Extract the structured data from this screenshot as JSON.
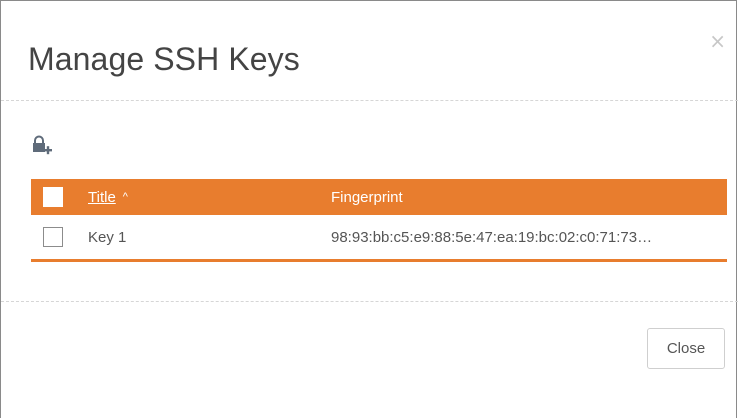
{
  "dialog": {
    "title": "Manage SSH Keys",
    "close_glyph": "×",
    "close_button_label": "Close"
  },
  "toolbar": {
    "add_key_icon": "add-key-icon"
  },
  "table": {
    "columns": {
      "title": "Title",
      "sort_indicator": "^",
      "fingerprint": "Fingerprint"
    },
    "rows": [
      {
        "title": "Key 1",
        "fingerprint": "98:93:bb:c5:e9:88:5e:47:ea:19:bc:02:c0:71:73…",
        "selected": false
      }
    ]
  },
  "colors": {
    "accent": "#e87d2e",
    "title_text": "#444444",
    "body_text": "#555555"
  }
}
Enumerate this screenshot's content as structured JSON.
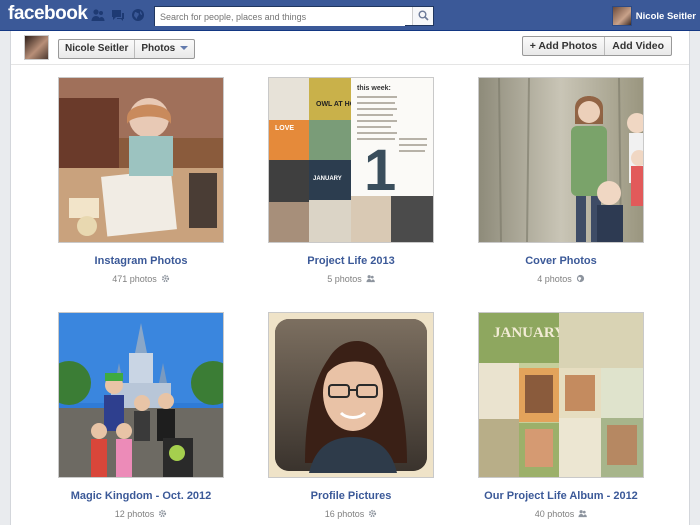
{
  "app": {
    "logo": "facebook"
  },
  "search": {
    "placeholder": "Search for people, places and things"
  },
  "user": {
    "name": "Nicole Seitler"
  },
  "breadcrumb": {
    "name": "Nicole Seitler",
    "section": "Photos"
  },
  "actions": {
    "add_photos": "+ Add Photos",
    "add_video": "Add Video"
  },
  "albums": [
    {
      "title": "Instagram Photos",
      "count": "471 photos",
      "privacy_icon": "gear-icon"
    },
    {
      "title": "Project Life 2013",
      "count": "5 photos",
      "privacy_icon": "friends-icon"
    },
    {
      "title": "Cover Photos",
      "count": "4 photos",
      "privacy_icon": "globe-icon"
    },
    {
      "title": "Magic Kingdom - Oct. 2012",
      "count": "12 photos",
      "privacy_icon": "gear-icon"
    },
    {
      "title": "Profile Pictures",
      "count": "16 photos",
      "privacy_icon": "gear-icon"
    },
    {
      "title": "Our Project Life Album - 2012",
      "count": "40 photos",
      "privacy_icon": "friends-icon"
    }
  ],
  "album_art": {
    "project_life_labels": [
      "this week:",
      "OWL AT HOME",
      "LOVE",
      "JANUARY",
      "1"
    ],
    "our_project_life_label": "JANUARY"
  },
  "colors": {
    "brand": "#3b5998",
    "link": "#3b5998",
    "muted": "#808080"
  }
}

——

[Problem to solve] Where a line above contains the word "Seitler", copy that line.

[Written answer]
    "name": "Nicole Seitler"
    "name": "Nicole Seitler",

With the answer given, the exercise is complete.